The exercise: Rewrite the records below, substituting "plot-marker" for every occurrence of "data-point" and leaving everything else unchanged.

Task material:
++++++++++++++++++++
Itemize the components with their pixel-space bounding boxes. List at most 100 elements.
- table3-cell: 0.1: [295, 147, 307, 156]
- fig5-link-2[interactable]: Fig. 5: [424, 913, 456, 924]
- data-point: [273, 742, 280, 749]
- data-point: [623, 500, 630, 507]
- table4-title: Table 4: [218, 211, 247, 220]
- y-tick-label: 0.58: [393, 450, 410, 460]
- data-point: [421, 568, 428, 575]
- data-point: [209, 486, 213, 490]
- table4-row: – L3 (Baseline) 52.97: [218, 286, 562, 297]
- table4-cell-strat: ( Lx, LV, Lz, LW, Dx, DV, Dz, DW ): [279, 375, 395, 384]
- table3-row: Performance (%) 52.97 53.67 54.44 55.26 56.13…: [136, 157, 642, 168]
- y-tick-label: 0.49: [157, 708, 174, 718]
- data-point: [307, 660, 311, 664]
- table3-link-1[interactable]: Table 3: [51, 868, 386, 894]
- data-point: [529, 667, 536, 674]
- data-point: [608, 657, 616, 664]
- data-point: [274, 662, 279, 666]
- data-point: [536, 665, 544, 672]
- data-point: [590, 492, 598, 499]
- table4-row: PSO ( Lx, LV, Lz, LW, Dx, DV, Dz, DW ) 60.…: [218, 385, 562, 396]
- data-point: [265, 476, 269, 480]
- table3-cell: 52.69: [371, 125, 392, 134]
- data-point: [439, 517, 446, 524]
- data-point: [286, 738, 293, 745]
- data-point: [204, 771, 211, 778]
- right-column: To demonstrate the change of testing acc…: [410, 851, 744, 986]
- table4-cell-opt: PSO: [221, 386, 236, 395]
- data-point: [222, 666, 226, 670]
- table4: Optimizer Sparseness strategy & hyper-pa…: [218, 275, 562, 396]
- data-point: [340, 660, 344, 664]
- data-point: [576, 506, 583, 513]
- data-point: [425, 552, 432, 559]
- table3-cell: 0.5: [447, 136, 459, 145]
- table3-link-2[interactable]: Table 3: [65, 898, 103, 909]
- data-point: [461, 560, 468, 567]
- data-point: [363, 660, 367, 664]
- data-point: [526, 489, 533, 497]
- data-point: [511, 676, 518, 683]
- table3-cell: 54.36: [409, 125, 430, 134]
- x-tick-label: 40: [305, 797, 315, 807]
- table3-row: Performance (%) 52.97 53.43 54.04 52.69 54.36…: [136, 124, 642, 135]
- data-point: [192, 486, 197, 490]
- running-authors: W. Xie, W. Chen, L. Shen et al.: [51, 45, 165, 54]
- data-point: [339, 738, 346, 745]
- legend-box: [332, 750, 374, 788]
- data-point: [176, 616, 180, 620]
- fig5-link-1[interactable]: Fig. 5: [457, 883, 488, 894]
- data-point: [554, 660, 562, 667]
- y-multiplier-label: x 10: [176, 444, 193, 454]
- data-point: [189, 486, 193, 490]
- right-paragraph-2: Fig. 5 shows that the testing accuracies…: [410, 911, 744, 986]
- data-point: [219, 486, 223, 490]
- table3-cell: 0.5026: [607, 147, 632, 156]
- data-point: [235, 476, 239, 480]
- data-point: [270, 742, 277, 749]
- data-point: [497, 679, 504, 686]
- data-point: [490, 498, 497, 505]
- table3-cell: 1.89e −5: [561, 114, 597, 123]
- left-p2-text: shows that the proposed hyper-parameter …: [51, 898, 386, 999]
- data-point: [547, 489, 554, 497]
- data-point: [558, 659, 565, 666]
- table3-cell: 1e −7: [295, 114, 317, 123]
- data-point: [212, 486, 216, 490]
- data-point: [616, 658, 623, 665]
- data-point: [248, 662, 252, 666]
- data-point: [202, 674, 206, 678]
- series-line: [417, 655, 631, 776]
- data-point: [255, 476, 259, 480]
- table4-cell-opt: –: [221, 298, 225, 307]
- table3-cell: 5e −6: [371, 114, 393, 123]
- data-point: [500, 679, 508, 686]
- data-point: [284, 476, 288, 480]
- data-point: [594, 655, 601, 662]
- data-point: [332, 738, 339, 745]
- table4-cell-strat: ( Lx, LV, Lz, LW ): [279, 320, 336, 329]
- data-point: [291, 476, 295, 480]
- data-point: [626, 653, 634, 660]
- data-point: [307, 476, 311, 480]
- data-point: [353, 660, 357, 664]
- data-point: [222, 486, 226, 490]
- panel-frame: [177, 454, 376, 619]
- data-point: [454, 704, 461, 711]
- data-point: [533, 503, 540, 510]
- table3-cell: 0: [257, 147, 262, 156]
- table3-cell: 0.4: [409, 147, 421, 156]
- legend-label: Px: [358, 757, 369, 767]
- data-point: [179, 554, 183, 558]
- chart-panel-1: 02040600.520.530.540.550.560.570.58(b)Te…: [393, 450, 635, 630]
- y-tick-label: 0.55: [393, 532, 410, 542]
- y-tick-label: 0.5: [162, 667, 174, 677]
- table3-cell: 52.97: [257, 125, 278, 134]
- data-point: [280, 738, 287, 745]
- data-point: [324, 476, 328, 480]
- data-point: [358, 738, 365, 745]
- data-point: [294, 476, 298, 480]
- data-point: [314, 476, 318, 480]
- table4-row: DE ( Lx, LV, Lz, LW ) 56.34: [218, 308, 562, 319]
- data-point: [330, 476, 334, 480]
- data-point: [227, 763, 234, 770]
++++++++++++++++++++
Response:
Itemize the components with their pixel-space bounding boxes. List at most 100 elements.
- table3-cell: 0.1: [295, 147, 307, 156]
- fig5-link-2[interactable]: Fig. 5: [424, 913, 456, 924]
- plot-marker: [273, 742, 280, 749]
- plot-marker: [623, 500, 630, 507]
- table4-title: Table 4: [218, 211, 247, 220]
- y-tick-label: 0.58: [393, 450, 410, 460]
- plot-marker: [421, 568, 428, 575]
- plot-marker: [209, 486, 213, 490]
- table4-row: – L3 (Baseline) 52.97: [218, 286, 562, 297]
- table4-cell-strat: ( Lx, LV, Lz, LW, Dx, DV, Dz, DW ): [279, 375, 395, 384]
- table3-row: Performance (%) 52.97 53.67 54.44 55.26 56.13…: [136, 157, 642, 168]
- y-tick-label: 0.49: [157, 708, 174, 718]
- plot-marker: [307, 660, 311, 664]
- table3-link-1[interactable]: Table 3: [51, 868, 386, 894]
- plot-marker: [529, 667, 536, 674]
- plot-marker: [608, 657, 616, 664]
- plot-marker: [274, 662, 279, 666]
- plot-marker: [536, 665, 544, 672]
- plot-marker: [590, 492, 598, 499]
- table4-row: PSO ( Lx, LV, Lz, LW, Dx, DV, Dz, DW ) 60.…: [218, 385, 562, 396]
- plot-marker: [265, 476, 269, 480]
- table3-cell: 52.69: [371, 125, 392, 134]
- plot-marker: [439, 517, 446, 524]
- plot-marker: [286, 738, 293, 745]
- plot-marker: [204, 771, 211, 778]
- right-column: To demonstrate the change of testing acc…: [410, 851, 744, 986]
- table4-cell-opt: PSO: [221, 386, 236, 395]
- plot-marker: [222, 666, 226, 670]
- table4: Optimizer Sparseness strategy & hyper-pa…: [218, 275, 562, 396]
- plot-marker: [340, 660, 344, 664]
- plot-marker: [576, 506, 583, 513]
- plot-marker: [425, 552, 432, 559]
- table3-cell: 0.5: [447, 136, 459, 145]
- table3-link-2[interactable]: Table 3: [65, 898, 103, 909]
- plot-marker: [461, 560, 468, 567]
- plot-marker: [363, 660, 367, 664]
- plot-marker: [526, 489, 533, 497]
- plot-marker: [511, 676, 518, 683]
- table3-cell: 54.36: [409, 125, 430, 134]
- x-tick-label: 40: [305, 797, 315, 807]
- table3-row: Performance (%) 52.97 53.43 54.04 52.69 54.36…: [136, 124, 642, 135]
- plot-marker: [192, 486, 197, 490]
- running-authors: W. Xie, W. Chen, L. Shen et al.: [51, 45, 165, 54]
- plot-marker: [339, 738, 346, 745]
- legend-box: [332, 750, 374, 788]
- plot-marker: [176, 616, 180, 620]
- fig5-link-1[interactable]: Fig. 5: [457, 883, 488, 894]
- plot-marker: [554, 660, 562, 667]
- y-multiplier-label: x 10: [176, 444, 193, 454]
- plot-marker: [189, 486, 193, 490]
- right-paragraph-2: Fig. 5 shows that the testing accuracies…: [410, 911, 744, 986]
- plot-marker: [219, 486, 223, 490]
- table3-cell: 0.5026: [607, 147, 632, 156]
- plot-marker: [235, 476, 239, 480]
- plot-marker: [270, 742, 277, 749]
- plot-marker: [497, 679, 504, 686]
- plot-marker: [490, 498, 497, 505]
- table3-cell: 1.89e −5: [561, 114, 597, 123]
- left-p2-text: shows that the proposed hyper-parameter …: [51, 898, 386, 999]
- plot-marker: [547, 489, 554, 497]
- plot-marker: [558, 659, 565, 666]
- table3-cell: 1e −7: [295, 114, 317, 123]
- plot-marker: [212, 486, 216, 490]
- plot-marker: [616, 658, 623, 665]
- plot-marker: [248, 662, 252, 666]
- plot-marker: [202, 674, 206, 678]
- series-line: [417, 655, 631, 776]
- plot-marker: [255, 476, 259, 480]
- table4-cell-opt: –: [221, 298, 225, 307]
- table3-cell: 5e −6: [371, 114, 393, 123]
- plot-marker: [500, 679, 508, 686]
- plot-marker: [284, 476, 288, 480]
- plot-marker: [594, 655, 601, 662]
- plot-marker: [332, 738, 339, 745]
- table4-cell-strat: ( Lx, LV, Lz, LW ): [279, 320, 336, 329]
- plot-marker: [291, 476, 295, 480]
- plot-marker: [626, 653, 634, 660]
- plot-marker: [307, 476, 311, 480]
- plot-marker: [353, 660, 357, 664]
- plot-marker: [222, 486, 226, 490]
- panel-frame: [177, 454, 376, 619]
- plot-marker: [454, 704, 461, 711]
- plot-marker: [533, 503, 540, 510]
- table3-cell: 0: [257, 147, 262, 156]
- table3-cell: 0.4: [409, 147, 421, 156]
- legend-label: Px: [358, 757, 369, 767]
- plot-marker: [179, 554, 183, 558]
- chart-panel-1: 02040600.520.530.540.550.560.570.58(b)Te…: [393, 450, 635, 630]
- y-tick-label: 0.55: [393, 532, 410, 542]
- y-tick-label: 0.5: [162, 667, 174, 677]
- table3-cell: 52.97: [257, 125, 278, 134]
- plot-marker: [280, 738, 287, 745]
- plot-marker: [324, 476, 328, 480]
- plot-marker: [358, 738, 365, 745]
- plot-marker: [294, 476, 298, 480]
- plot-marker: [314, 476, 318, 480]
- table4-row: DE ( Lx, LV, Lz, LW ) 56.34: [218, 308, 562, 319]
- plot-marker: [330, 476, 334, 480]
- plot-marker: [227, 763, 234, 770]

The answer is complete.